»»

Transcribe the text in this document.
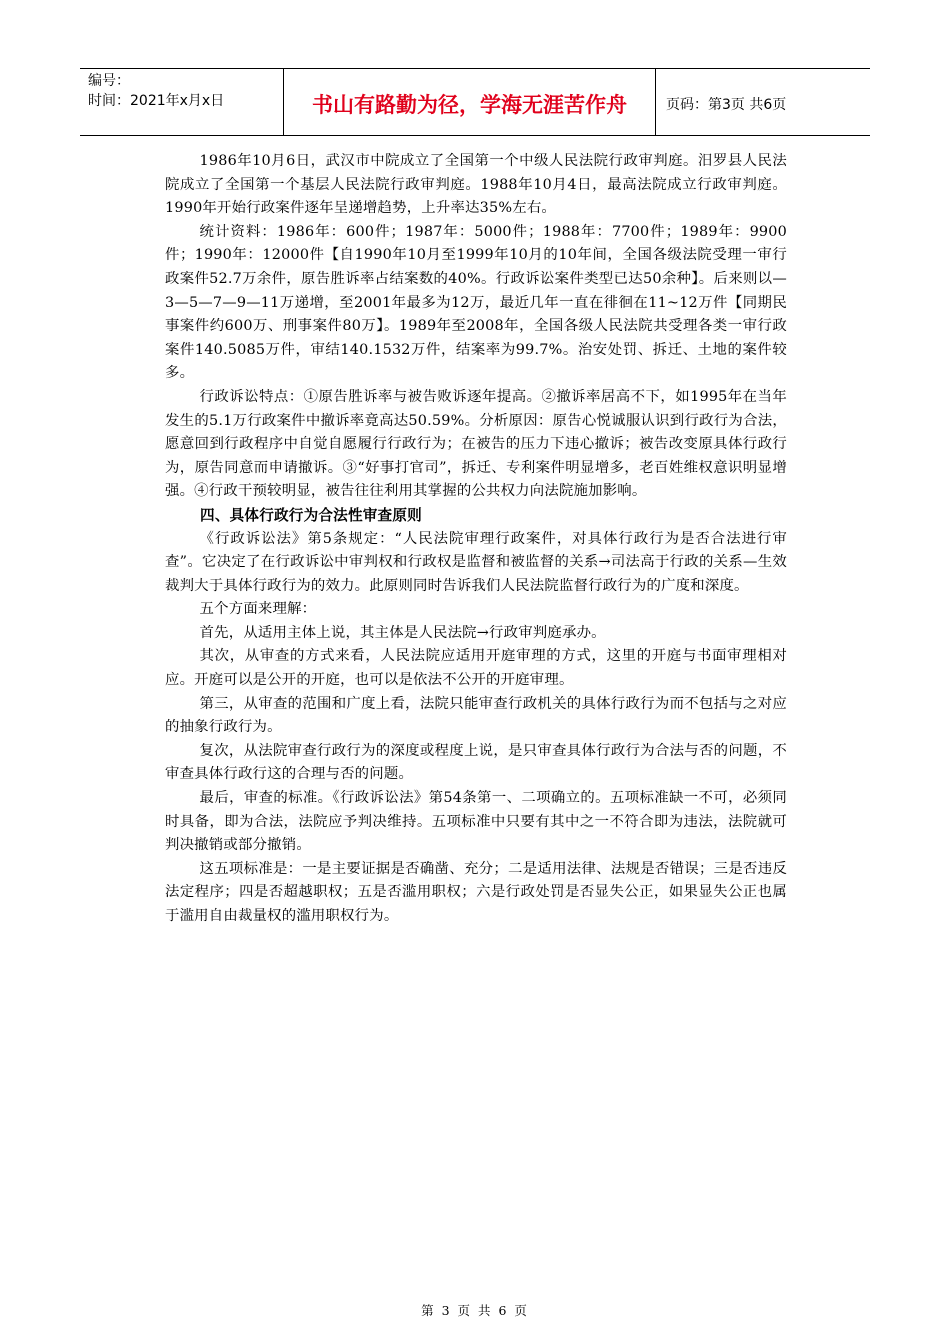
编号：
时间：2021年x月x日	书山有路勤为径，学海无涯苦作舟	页码：第3页 共6页

1986年10月6日，武汉市中院成立了全国第一个中级人民法院行政审判庭。汨罗县人民法院成立了全国第一个基层人民法院行政审判庭。1988年10月4日，最高法院成立行政审判庭。1990年开始行政案件逐年呈递增趋势，上升率达35%左右。

统计资料：1986年：600件；1987年：5000件；1988年：7700件；1989年：9900件；1990年：12000件【自1990年10月至1999年10月的10年间，全国各级法院受理一审行政案件52.7万余件，原告胜诉率占结案数的40%。行政诉讼案件类型已达50余种】。后来则以—3—5—7—9—11万递增，至2001年最多为12万，最近几年一直在徘徊在11~12万件【同期民事案件约600万、刑事案件80万】。1989年至2008年，全国各级人民法院共受理各类一审行政案件140.5085万件，审结140.1532万件，结案率为99.7%。治安处罚、拆迁、土地的案件较多。

行政诉讼特点：①原告胜诉率与被告败诉逐年提高。②撤诉率居高不下，如1995年在当年发生的5.1万行政案件中撤诉率竟高达50.59%。分析原因：原告心悦诚服认识到行政行为合法，愿意回到行政程序中自觉自愿履行行政行为；在被告的压力下违心撤诉；被告改变原具体行政行为，原告同意而申请撤诉。③“好事打官司”，拆迁、专利案件明显增多，老百姓维权意识明显增强。④行政干预较明显，被告往往利用其掌握的公共权力向法院施加影响。

四、具体行政行为合法性审查原则

《行政诉讼法》第5条规定：“人民法院审理行政案件，对具体行政行为是否合法进行审查”。它决定了在行政诉讼中审判权和行政权是监督和被监督的关系→司法高于行政的关系—生效裁判大于具体行政行为的效力。此原则同时告诉我们人民法院监督行政行为的广度和深度。

五个方面来理解：

首先，从适用主体上说，其主体是人民法院→行政审判庭承办。

其次，从审查的方式来看，人民法院应适用开庭审理的方式，这里的开庭与书面审理相对应。开庭可以是公开的开庭，也可以是依法不公开的开庭审理。

第三，从审查的范围和广度上看，法院只能审查行政机关的具体行政行为而不包括与之对应的抽象行政行为。

复次，从法院审查行政行为的深度或程度上说，是只审查具体行政行为合法与否的问题，不审查具体行政行这的合理与否的问题。

最后，审查的标准。《行政诉讼法》第54条第一、二项确立的。五项标准缺一不可，必须同时具备，即为合法，法院应予判决维持。五项标准中只要有其中之一不符合即为违法，法院就可判决撤销或部分撤销。

这五项标准是：一是主要证据是否确凿、充分；二是适用法律、法规是否错误；三是否违反法定程序；四是否超越职权；五是否滥用职权；六是行政处罚是否显失公正，如果显失公正也属于滥用自由裁量权的滥用职权行为。

第 3 页 共 6 页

««

_Short exercise_
Produce an exact copy of each line of data, skipping embedded images.

_Result for this task_
Transcribe the text in this document.
编号：
时间：2021年x月x日	书山有路勤为径，学海无涯苦作舟	页码：第3页 共6页

1986年10月6日，武汉市中院成立了全国第一个中级人民法院行政审判庭。汨罗县人民法院成立了全国第一个基层人民法院行政审判庭。1988年10月4日，最高法院成立行政审判庭。1990年开始行政案件逐年呈递增趋势，上升率达35%左右。

统计资料：1986年：600件；1987年：5000件；1988年：7700件；1989年：9900件；1990年：12000件【自1990年10月至1999年10月的10年间，全国各级法院受理一审行政案件52.7万余件，原告胜诉率占结案数的40%。行政诉讼案件类型已达50余种】。后来则以—3—5—7—9—11万递增，至2001年最多为12万，最近几年一直在徘徊在11~12万件【同期民事案件约600万、刑事案件80万】。1989年至2008年，全国各级人民法院共受理各类一审行政案件140.5085万件，审结140.1532万件，结案率为99.7%。治安处罚、拆迁、土地的案件较多。

行政诉讼特点：①原告胜诉率与被告败诉逐年提高。②撤诉率居高不下，如1995年在当年发生的5.1万行政案件中撤诉率竟高达50.59%。分析原因：原告心悦诚服认识到行政行为合法，愿意回到行政程序中自觉自愿履行行政行为；在被告的压力下违心撤诉；被告改变原具体行政行为，原告同意而申请撤诉。③“好事打官司”，拆迁、专利案件明显增多，老百姓维权意识明显增强。④行政干预较明显，被告往往利用其掌握的公共权力向法院施加影响。

四、具体行政行为合法性审查原则

《行政诉讼法》第5条规定：“人民法院审理行政案件，对具体行政行为是否合法进行审查”。它决定了在行政诉讼中审判权和行政权是监督和被监督的关系→司法高于行政的关系—生效裁判大于具体行政行为的效力。此原则同时告诉我们人民法院监督行政行为的广度和深度。

五个方面来理解：

首先，从适用主体上说，其主体是人民法院→行政审判庭承办。

其次，从审查的方式来看，人民法院应适用开庭审理的方式，这里的开庭与书面审理相对应。开庭可以是公开的开庭，也可以是依法不公开的开庭审理。

第三，从审查的范围和广度上看，法院只能审查行政机关的具体行政行为而不包括与之对应的抽象行政行为。

复次，从法院审查行政行为的深度或程度上说，是只审查具体行政行为合法与否的问题，不审查具体行政行这的合理与否的问题。

最后，审查的标准。《行政诉讼法》第54条第一、二项确立的。五项标准缺一不可，必须同时具备，即为合法，法院应予判决维持。五项标准中只要有其中之一不符合即为违法，法院就可判决撤销或部分撤销。

这五项标准是：一是主要证据是否确凿、充分；二是适用法律、法规是否错误；三是否违反法定程序；四是否超越职权；五是否滥用职权；六是行政处罚是否显失公正，如果显失公正也属于滥用自由裁量权的滥用职权行为。

第 3 页 共 6 页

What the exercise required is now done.